Aim of the exercise ::
Copy the rows below word for word, from the first row through the row containing "legend-box <box>461 703 1144 776</box>", both included.
+++ Entries provided +++
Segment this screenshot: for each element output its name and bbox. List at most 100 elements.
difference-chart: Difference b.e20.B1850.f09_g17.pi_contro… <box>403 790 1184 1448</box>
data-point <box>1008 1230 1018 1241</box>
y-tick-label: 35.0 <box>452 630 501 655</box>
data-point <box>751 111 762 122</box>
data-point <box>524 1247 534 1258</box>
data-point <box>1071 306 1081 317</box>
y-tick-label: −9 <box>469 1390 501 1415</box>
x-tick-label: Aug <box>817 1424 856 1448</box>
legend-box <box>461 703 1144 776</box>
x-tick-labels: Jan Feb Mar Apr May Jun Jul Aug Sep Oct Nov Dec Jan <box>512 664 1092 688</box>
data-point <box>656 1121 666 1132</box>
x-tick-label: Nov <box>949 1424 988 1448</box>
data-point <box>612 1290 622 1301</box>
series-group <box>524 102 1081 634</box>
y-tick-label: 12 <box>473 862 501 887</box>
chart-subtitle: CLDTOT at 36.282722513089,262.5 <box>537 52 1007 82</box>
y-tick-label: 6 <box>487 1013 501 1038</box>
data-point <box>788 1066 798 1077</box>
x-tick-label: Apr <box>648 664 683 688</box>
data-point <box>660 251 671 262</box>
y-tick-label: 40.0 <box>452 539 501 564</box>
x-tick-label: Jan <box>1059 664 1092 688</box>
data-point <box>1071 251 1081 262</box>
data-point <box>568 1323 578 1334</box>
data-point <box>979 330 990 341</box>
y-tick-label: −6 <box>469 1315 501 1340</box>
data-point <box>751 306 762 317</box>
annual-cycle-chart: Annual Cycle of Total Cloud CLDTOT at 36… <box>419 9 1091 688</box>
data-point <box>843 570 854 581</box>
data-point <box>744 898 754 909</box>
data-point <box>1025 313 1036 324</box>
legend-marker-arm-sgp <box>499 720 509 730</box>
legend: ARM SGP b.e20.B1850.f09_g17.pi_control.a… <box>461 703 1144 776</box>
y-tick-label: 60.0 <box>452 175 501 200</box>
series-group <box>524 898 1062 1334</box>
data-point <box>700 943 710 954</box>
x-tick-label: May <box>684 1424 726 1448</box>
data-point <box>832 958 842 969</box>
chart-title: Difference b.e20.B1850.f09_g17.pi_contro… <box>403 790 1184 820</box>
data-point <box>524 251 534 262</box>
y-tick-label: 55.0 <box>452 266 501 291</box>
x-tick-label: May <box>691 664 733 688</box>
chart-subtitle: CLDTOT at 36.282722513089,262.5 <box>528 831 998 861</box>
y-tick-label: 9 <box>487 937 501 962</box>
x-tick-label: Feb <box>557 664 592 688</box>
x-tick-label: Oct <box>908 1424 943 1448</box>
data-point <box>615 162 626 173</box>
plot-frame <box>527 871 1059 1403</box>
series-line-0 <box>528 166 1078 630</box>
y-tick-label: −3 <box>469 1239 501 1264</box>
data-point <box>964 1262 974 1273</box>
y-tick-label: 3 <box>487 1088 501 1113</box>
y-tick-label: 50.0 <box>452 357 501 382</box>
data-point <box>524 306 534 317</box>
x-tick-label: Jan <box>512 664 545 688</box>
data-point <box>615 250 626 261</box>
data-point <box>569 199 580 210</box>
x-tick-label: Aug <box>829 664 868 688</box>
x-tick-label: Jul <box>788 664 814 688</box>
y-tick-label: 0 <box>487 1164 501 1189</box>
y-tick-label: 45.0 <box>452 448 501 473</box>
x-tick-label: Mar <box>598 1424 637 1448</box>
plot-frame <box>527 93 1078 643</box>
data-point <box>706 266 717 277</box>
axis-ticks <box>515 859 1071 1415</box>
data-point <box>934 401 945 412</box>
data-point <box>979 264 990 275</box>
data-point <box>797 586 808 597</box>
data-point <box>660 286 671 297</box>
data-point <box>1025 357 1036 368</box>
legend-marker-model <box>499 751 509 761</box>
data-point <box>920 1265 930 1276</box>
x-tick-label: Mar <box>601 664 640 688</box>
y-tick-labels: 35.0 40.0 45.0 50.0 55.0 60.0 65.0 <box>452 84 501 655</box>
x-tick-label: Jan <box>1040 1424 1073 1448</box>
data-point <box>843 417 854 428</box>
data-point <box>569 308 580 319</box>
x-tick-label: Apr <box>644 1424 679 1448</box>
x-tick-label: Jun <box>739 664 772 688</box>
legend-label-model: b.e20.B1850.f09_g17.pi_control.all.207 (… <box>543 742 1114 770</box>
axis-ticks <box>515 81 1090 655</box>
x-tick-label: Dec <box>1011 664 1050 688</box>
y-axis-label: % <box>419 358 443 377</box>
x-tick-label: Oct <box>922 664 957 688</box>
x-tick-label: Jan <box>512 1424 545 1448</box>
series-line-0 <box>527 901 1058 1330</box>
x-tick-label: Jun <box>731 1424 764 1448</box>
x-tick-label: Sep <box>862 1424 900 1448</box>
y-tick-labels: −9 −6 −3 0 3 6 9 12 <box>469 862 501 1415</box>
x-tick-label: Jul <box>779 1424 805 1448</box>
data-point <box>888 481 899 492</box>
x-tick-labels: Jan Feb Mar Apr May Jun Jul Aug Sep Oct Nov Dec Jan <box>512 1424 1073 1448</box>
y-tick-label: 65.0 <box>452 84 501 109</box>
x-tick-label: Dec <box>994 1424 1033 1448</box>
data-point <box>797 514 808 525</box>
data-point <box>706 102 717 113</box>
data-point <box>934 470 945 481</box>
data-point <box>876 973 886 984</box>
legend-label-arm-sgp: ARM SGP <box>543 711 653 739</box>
+++
Solution to the exercise ::
Segment this screenshot: for each element output its name and bbox. List at most 100 elements.
difference-chart: Difference b.e20.B1850.f09_g17.pi_contro… <box>403 790 1184 1448</box>
data-point <box>1008 1230 1018 1241</box>
y-tick-label: 35.0 <box>452 630 501 655</box>
data-point <box>751 111 762 122</box>
data-point <box>524 1247 534 1258</box>
data-point <box>1071 306 1081 317</box>
y-tick-label: −9 <box>469 1390 501 1415</box>
x-tick-label: Aug <box>817 1424 856 1448</box>
legend-box <box>461 703 1144 776</box>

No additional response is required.